--- RECORDED INFORMATION ---
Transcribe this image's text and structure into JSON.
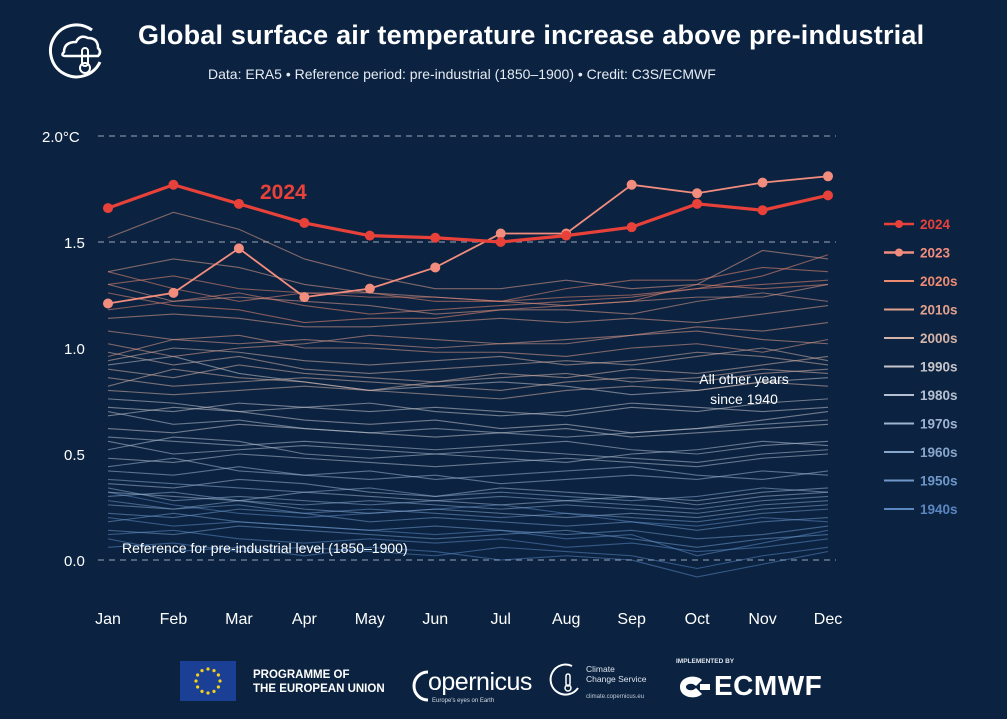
{
  "header": {
    "title": "Global surface air temperature increase above pre-industrial",
    "subtitle": "Data: ERA5 • Reference period: pre-industrial (1850–1900) • Credit: C3S/ECMWF"
  },
  "chart_data": {
    "type": "line",
    "title": "Global surface air temperature increase above pre-industrial",
    "ylabel": "°C",
    "ylim": [
      -0.12,
      2.05
    ],
    "categories": [
      "Jan",
      "Feb",
      "Mar",
      "Apr",
      "May",
      "Jun",
      "Jul",
      "Aug",
      "Sep",
      "Oct",
      "Nov",
      "Dec"
    ],
    "y_ticks": [
      {
        "value": 2.0,
        "label": "2.0°C"
      },
      {
        "value": 1.5,
        "label": "1.5"
      },
      {
        "value": 1.0,
        "label": "1.0"
      },
      {
        "value": 0.5,
        "label": "0.5"
      },
      {
        "value": 0.0,
        "label": "0.0"
      }
    ],
    "series": [
      {
        "name": "2024",
        "color": "#e8413a",
        "values": [
          1.66,
          1.77,
          1.68,
          1.59,
          1.53,
          1.52,
          1.5,
          1.53,
          1.57,
          1.68,
          1.65,
          1.72
        ]
      },
      {
        "name": "2023",
        "color": "#f28d7e",
        "values": [
          1.21,
          1.26,
          1.47,
          1.24,
          1.28,
          1.38,
          1.54,
          1.54,
          1.77,
          1.73,
          1.78,
          1.81
        ]
      }
    ],
    "decades": [
      {
        "name": "2020s",
        "color": "#ed8a72",
        "values": [
          [
            1.36,
            1.28,
            1.22,
            1.26,
            1.26,
            1.22,
            1.22,
            1.24,
            1.25,
            1.28,
            1.3,
            1.32
          ],
          [
            1.26,
            1.2,
            1.18,
            1.12,
            1.14,
            1.14,
            1.18,
            1.2,
            1.22,
            1.3,
            1.28,
            1.3
          ],
          [
            1.3,
            1.34,
            1.28,
            1.26,
            1.24,
            1.24,
            1.22,
            1.28,
            1.32,
            1.32,
            1.38,
            1.36
          ],
          [
            1.18,
            1.22,
            1.26,
            1.2,
            1.16,
            1.18,
            1.2,
            1.22,
            1.24,
            1.28,
            1.34,
            1.44
          ]
        ]
      },
      {
        "name": "2010s",
        "color": "#e3a08e",
        "values": [
          [
            1.52,
            1.64,
            1.56,
            1.42,
            1.34,
            1.28,
            1.28,
            1.32,
            1.28,
            1.3,
            1.46,
            1.42
          ],
          [
            1.36,
            1.42,
            1.38,
            1.3,
            1.26,
            1.24,
            1.22,
            1.2,
            1.22,
            1.24,
            1.24,
            1.3
          ],
          [
            1.3,
            1.22,
            1.24,
            1.22,
            1.2,
            1.16,
            1.18,
            1.18,
            1.16,
            1.22,
            1.26,
            1.22
          ],
          [
            1.14,
            1.16,
            1.14,
            1.1,
            1.1,
            1.12,
            1.14,
            1.12,
            1.14,
            1.12,
            1.16,
            1.2
          ],
          [
            1.08,
            1.04,
            1.02,
            1.04,
            1.02,
            1.0,
            1.02,
            1.04,
            1.06,
            1.1,
            1.08,
            1.12
          ],
          [
            0.96,
            1.04,
            1.06,
            1.0,
            1.0,
            0.98,
            0.98,
            0.96,
            1.0,
            1.02,
            0.98,
            1.04
          ],
          [
            1.02,
            0.96,
            1.0,
            1.02,
            1.06,
            1.04,
            1.02,
            1.02,
            1.06,
            1.08,
            1.04,
            1.02
          ]
        ]
      },
      {
        "name": "2000s",
        "color": "#d6b3a8",
        "values": [
          [
            0.98,
            0.92,
            0.96,
            0.9,
            0.88,
            0.9,
            0.92,
            0.94,
            0.92,
            0.96,
            1.0,
            0.94
          ],
          [
            0.9,
            0.86,
            0.92,
            0.88,
            0.86,
            0.84,
            0.88,
            0.86,
            0.9,
            0.88,
            0.92,
            0.96
          ],
          [
            0.94,
            1.0,
            0.98,
            0.94,
            0.92,
            0.94,
            0.96,
            0.92,
            0.94,
            0.98,
            0.96,
            0.92
          ],
          [
            0.86,
            0.82,
            0.84,
            0.86,
            0.84,
            0.82,
            0.8,
            0.84,
            0.86,
            0.84,
            0.88,
            0.9
          ],
          [
            0.82,
            0.9,
            0.86,
            0.84,
            0.8,
            0.84,
            0.86,
            0.88,
            0.84,
            0.86,
            0.9,
            0.88
          ],
          [
            0.8,
            0.78,
            0.8,
            0.82,
            0.8,
            0.78,
            0.76,
            0.8,
            0.82,
            0.8,
            0.84,
            0.82
          ]
        ]
      },
      {
        "name": "1990s",
        "color": "#c7c4cc",
        "values": [
          [
            0.92,
            0.96,
            0.88,
            0.84,
            0.8,
            0.82,
            0.84,
            0.82,
            0.78,
            0.8,
            0.84,
            0.86
          ],
          [
            0.72,
            0.7,
            0.74,
            0.72,
            0.7,
            0.72,
            0.7,
            0.68,
            0.72,
            0.7,
            0.74,
            0.76
          ],
          [
            0.68,
            0.72,
            0.7,
            0.66,
            0.64,
            0.66,
            0.62,
            0.64,
            0.6,
            0.62,
            0.66,
            0.7
          ],
          [
            0.76,
            0.74,
            0.7,
            0.72,
            0.74,
            0.7,
            0.68,
            0.7,
            0.74,
            0.72,
            0.7,
            0.72
          ],
          [
            0.62,
            0.6,
            0.64,
            0.62,
            0.6,
            0.58,
            0.6,
            0.62,
            0.58,
            0.6,
            0.62,
            0.64
          ]
        ]
      },
      {
        "name": "1980s",
        "color": "#b4c0d2",
        "values": [
          [
            0.7,
            0.64,
            0.66,
            0.62,
            0.6,
            0.62,
            0.6,
            0.58,
            0.6,
            0.62,
            0.64,
            0.66
          ],
          [
            0.58,
            0.56,
            0.54,
            0.56,
            0.54,
            0.52,
            0.54,
            0.56,
            0.52,
            0.5,
            0.54,
            0.56
          ],
          [
            0.52,
            0.58,
            0.56,
            0.5,
            0.48,
            0.5,
            0.52,
            0.5,
            0.48,
            0.46,
            0.5,
            0.52
          ],
          [
            0.48,
            0.46,
            0.5,
            0.48,
            0.46,
            0.44,
            0.46,
            0.48,
            0.46,
            0.44,
            0.48,
            0.5
          ],
          [
            0.56,
            0.5,
            0.52,
            0.54,
            0.52,
            0.5,
            0.48,
            0.46,
            0.5,
            0.52,
            0.56,
            0.54
          ]
        ]
      },
      {
        "name": "1970s",
        "color": "#9fb4cf",
        "values": [
          [
            0.42,
            0.4,
            0.44,
            0.4,
            0.38,
            0.4,
            0.36,
            0.38,
            0.4,
            0.38,
            0.42,
            0.4
          ],
          [
            0.36,
            0.34,
            0.38,
            0.36,
            0.32,
            0.3,
            0.34,
            0.32,
            0.3,
            0.28,
            0.32,
            0.34
          ],
          [
            0.44,
            0.48,
            0.42,
            0.4,
            0.42,
            0.38,
            0.4,
            0.42,
            0.44,
            0.4,
            0.38,
            0.42
          ],
          [
            0.32,
            0.3,
            0.28,
            0.32,
            0.3,
            0.28,
            0.26,
            0.28,
            0.3,
            0.26,
            0.3,
            0.32
          ]
        ]
      },
      {
        "name": "1960s",
        "color": "#87a6cc",
        "values": [
          [
            0.38,
            0.36,
            0.34,
            0.32,
            0.34,
            0.3,
            0.32,
            0.3,
            0.28,
            0.3,
            0.34,
            0.32
          ],
          [
            0.3,
            0.32,
            0.28,
            0.26,
            0.28,
            0.26,
            0.24,
            0.26,
            0.24,
            0.22,
            0.26,
            0.28
          ],
          [
            0.26,
            0.24,
            0.28,
            0.24,
            0.22,
            0.24,
            0.22,
            0.2,
            0.22,
            0.2,
            0.24,
            0.26
          ],
          [
            0.34,
            0.28,
            0.3,
            0.28,
            0.26,
            0.28,
            0.3,
            0.28,
            0.26,
            0.24,
            0.28,
            0.3
          ]
        ]
      },
      {
        "name": "1950s",
        "color": "#6f97c9",
        "values": [
          [
            0.22,
            0.2,
            0.24,
            0.22,
            0.18,
            0.2,
            0.18,
            0.16,
            0.18,
            0.14,
            0.18,
            0.2
          ],
          [
            0.18,
            0.22,
            0.18,
            0.16,
            0.14,
            0.16,
            0.14,
            0.12,
            0.14,
            0.1,
            0.12,
            0.16
          ],
          [
            0.28,
            0.24,
            0.26,
            0.22,
            0.24,
            0.22,
            0.2,
            0.22,
            0.2,
            0.18,
            0.22,
            0.24
          ],
          [
            0.14,
            0.12,
            0.16,
            0.14,
            0.12,
            0.1,
            0.12,
            0.14,
            0.1,
            0.06,
            0.1,
            0.12
          ]
        ]
      },
      {
        "name": "1940s",
        "color": "#5b86c2",
        "values": [
          [
            0.32,
            0.26,
            0.22,
            0.2,
            0.22,
            0.24,
            0.26,
            0.22,
            0.18,
            0.16,
            0.2,
            0.18
          ],
          [
            0.12,
            0.14,
            0.1,
            0.08,
            0.1,
            0.08,
            0.1,
            0.06,
            0.08,
            0.04,
            0.06,
            0.1
          ],
          [
            0.2,
            0.16,
            0.18,
            0.16,
            0.14,
            0.12,
            0.14,
            0.1,
            0.12,
            0.02,
            0.08,
            0.14
          ],
          [
            0.06,
            0.08,
            0.04,
            0.06,
            0.04,
            0.02,
            0.06,
            0.04,
            0.02,
            -0.04,
            0.02,
            0.06
          ],
          [
            0.1,
            0.04,
            0.06,
            0.02,
            0.06,
            0.04,
            0.0,
            0.02,
            0.0,
            -0.08,
            -0.02,
            0.04
          ]
        ]
      }
    ],
    "legend": [
      "2024",
      "2023",
      "2020s",
      "2010s",
      "2000s",
      "1990s",
      "1980s",
      "1970s",
      "1960s",
      "1950s",
      "1940s"
    ],
    "annotations": {
      "year_2024": "2024",
      "other_years": [
        "All other years",
        "since 1940"
      ],
      "reference": "Reference for pre-industrial level (1850–1900)"
    },
    "reference_lines": [
      2.0,
      1.5,
      0.0
    ],
    "legend_position": "right"
  },
  "footer": {
    "eu_line1": "PROGRAMME OF",
    "eu_line2": "THE EUROPEAN UNION",
    "copernicus": "opernicus",
    "copernicus_tagline": "Europe's eyes on Earth",
    "c3s_line1": "Climate",
    "c3s_line2": "Change Service",
    "c3s_url": "climate.copernicus.eu",
    "implemented_by": "IMPLEMENTED BY",
    "ecmwf": "ECMWF"
  },
  "colors": {
    "background": "#0b2340",
    "accent_2024": "#e8413a",
    "accent_2023": "#f28d7e"
  }
}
---
* REQUIRED WORK *
For the listing above, give the number of lines in which the string "industrial" occurs, and nothing else.

* CORRECT ANSWER *
4